Records contained in a dataset
----------------------------------------

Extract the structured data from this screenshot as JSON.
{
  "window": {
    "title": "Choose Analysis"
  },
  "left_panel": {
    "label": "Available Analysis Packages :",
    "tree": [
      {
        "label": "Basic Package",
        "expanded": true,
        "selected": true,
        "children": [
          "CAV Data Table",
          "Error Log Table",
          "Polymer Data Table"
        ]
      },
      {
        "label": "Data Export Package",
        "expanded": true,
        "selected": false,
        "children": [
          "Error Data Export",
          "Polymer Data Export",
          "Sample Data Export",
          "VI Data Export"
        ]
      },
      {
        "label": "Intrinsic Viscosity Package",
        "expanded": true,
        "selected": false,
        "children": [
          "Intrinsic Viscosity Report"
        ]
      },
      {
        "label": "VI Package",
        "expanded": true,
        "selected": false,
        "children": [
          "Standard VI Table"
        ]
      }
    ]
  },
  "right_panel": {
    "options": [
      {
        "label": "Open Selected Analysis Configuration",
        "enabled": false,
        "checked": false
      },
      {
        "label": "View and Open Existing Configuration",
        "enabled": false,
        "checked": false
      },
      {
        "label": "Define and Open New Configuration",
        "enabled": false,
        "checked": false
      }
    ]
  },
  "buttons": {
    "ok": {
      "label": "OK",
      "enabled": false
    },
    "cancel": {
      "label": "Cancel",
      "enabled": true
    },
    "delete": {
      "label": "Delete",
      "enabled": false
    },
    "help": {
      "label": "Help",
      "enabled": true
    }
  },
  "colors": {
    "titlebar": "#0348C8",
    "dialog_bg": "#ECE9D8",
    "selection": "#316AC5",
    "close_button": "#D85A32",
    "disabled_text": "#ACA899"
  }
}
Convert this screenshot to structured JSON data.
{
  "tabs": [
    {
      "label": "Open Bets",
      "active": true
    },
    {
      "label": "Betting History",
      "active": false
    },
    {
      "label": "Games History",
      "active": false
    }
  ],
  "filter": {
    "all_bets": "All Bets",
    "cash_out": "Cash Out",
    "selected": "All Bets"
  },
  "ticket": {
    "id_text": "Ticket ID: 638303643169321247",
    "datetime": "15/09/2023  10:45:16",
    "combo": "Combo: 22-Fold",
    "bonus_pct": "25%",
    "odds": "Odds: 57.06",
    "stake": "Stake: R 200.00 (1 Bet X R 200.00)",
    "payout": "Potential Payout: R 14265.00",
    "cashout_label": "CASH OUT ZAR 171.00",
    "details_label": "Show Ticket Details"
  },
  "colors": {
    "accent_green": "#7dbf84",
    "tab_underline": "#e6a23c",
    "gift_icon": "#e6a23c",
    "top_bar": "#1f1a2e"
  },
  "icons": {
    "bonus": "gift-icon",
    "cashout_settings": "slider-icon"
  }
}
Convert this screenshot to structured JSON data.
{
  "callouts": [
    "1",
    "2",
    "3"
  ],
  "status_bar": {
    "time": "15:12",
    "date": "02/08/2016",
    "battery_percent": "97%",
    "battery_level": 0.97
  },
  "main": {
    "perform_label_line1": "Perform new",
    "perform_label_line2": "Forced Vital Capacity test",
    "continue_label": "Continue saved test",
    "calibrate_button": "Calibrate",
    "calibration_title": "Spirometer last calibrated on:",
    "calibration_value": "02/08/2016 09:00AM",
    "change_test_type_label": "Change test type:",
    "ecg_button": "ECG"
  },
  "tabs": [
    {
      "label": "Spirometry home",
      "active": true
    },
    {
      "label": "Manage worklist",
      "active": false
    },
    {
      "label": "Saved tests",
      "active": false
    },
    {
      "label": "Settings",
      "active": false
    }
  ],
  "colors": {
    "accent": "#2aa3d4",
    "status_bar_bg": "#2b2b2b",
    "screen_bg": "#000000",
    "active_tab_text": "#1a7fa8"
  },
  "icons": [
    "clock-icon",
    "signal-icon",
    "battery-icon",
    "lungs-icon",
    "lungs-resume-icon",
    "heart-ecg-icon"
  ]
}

----------------------------------------

→ **What you are asked to do**:
Exactly as shown, repeat every record.

→ **Response to this task**:
Extract the structured data from this screenshot as JSON.
{
  "window": {
    "title": "Choose Analysis"
  },
  "left_panel": {
    "label": "Available Analysis Packages :",
    "tree": [
      {
        "label": "Basic Package",
        "expanded": true,
        "selected": true,
        "children": [
          "CAV Data Table",
          "Error Log Table",
          "Polymer Data Table"
        ]
      },
      {
        "label": "Data Export Package",
        "expanded": true,
        "selected": false,
        "children": [
          "Error Data Export",
          "Polymer Data Export",
          "Sample Data Export",
          "VI Data Export"
        ]
      },
      {
        "label": "Intrinsic Viscosity Package",
        "expanded": true,
        "selected": false,
        "children": [
          "Intrinsic Viscosity Report"
        ]
      },
      {
        "label": "VI Package",
        "expanded": true,
        "selected": false,
        "children": [
          "Standard VI Table"
        ]
      }
    ]
  },
  "right_panel": {
    "options": [
      {
        "label": "Open Selected Analysis Configuration",
        "enabled": false,
        "checked": false
      },
      {
        "label": "View and Open Existing Configuration",
        "enabled": false,
        "checked": false
      },
      {
        "label": "Define and Open New Configuration",
        "enabled": false,
        "checked": false
      }
    ]
  },
  "buttons": {
    "ok": {
      "label": "OK",
      "enabled": false
    },
    "cancel": {
      "label": "Cancel",
      "enabled": true
    },
    "delete": {
      "label": "Delete",
      "enabled": false
    },
    "help": {
      "label": "Help",
      "enabled": true
    }
  },
  "colors": {
    "titlebar": "#0348C8",
    "dialog_bg": "#ECE9D8",
    "selection": "#316AC5",
    "close_button": "#D85A32",
    "disabled_text": "#ACA899"
  }
}
Convert this screenshot to structured JSON data.
{
  "tabs": [
    {
      "label": "Open Bets",
      "active": true
    },
    {
      "label": "Betting History",
      "active": false
    },
    {
      "label": "Games History",
      "active": false
    }
  ],
  "filter": {
    "all_bets": "All Bets",
    "cash_out": "Cash Out",
    "selected": "All Bets"
  },
  "ticket": {
    "id_text": "Ticket ID: 638303643169321247",
    "datetime": "15/09/2023  10:45:16",
    "combo": "Combo: 22-Fold",
    "bonus_pct": "25%",
    "odds": "Odds: 57.06",
    "stake": "Stake: R 200.00 (1 Bet X R 200.00)",
    "payout": "Potential Payout: R 14265.00",
    "cashout_label": "CASH OUT ZAR 171.00",
    "details_label": "Show Ticket Details"
  },
  "colors": {
    "accent_green": "#7dbf84",
    "tab_underline": "#e6a23c",
    "gift_icon": "#e6a23c",
    "top_bar": "#1f1a2e"
  },
  "icons": {
    "bonus": "gift-icon",
    "cashout_settings": "slider-icon"
  }
}
Convert this screenshot to structured JSON data.
{
  "callouts": [
    "1",
    "2",
    "3"
  ],
  "status_bar": {
    "time": "15:12",
    "date": "02/08/2016",
    "battery_percent": "97%",
    "battery_level": 0.97
  },
  "main": {
    "perform_label_line1": "Perform new",
    "perform_label_line2": "Forced Vital Capacity test",
    "continue_label": "Continue saved test",
    "calibrate_button": "Calibrate",
    "calibration_title": "Spirometer last calibrated on:",
    "calibration_value": "02/08/2016 09:00AM",
    "change_test_type_label": "Change test type:",
    "ecg_button": "ECG"
  },
  "tabs": [
    {
      "label": "Spirometry home",
      "active": true
    },
    {
      "label": "Manage worklist",
      "active": false
    },
    {
      "label": "Saved tests",
      "active": false
    },
    {
      "label": "Settings",
      "active": false
    }
  ],
  "colors": {
    "accent": "#2aa3d4",
    "status_bar_bg": "#2b2b2b",
    "screen_bg": "#000000",
    "active_tab_text": "#1a7fa8"
  },
  "icons": [
    "clock-icon",
    "signal-icon",
    "battery-icon",
    "lungs-icon",
    "lungs-resume-icon",
    "heart-ecg-icon"
  ]
}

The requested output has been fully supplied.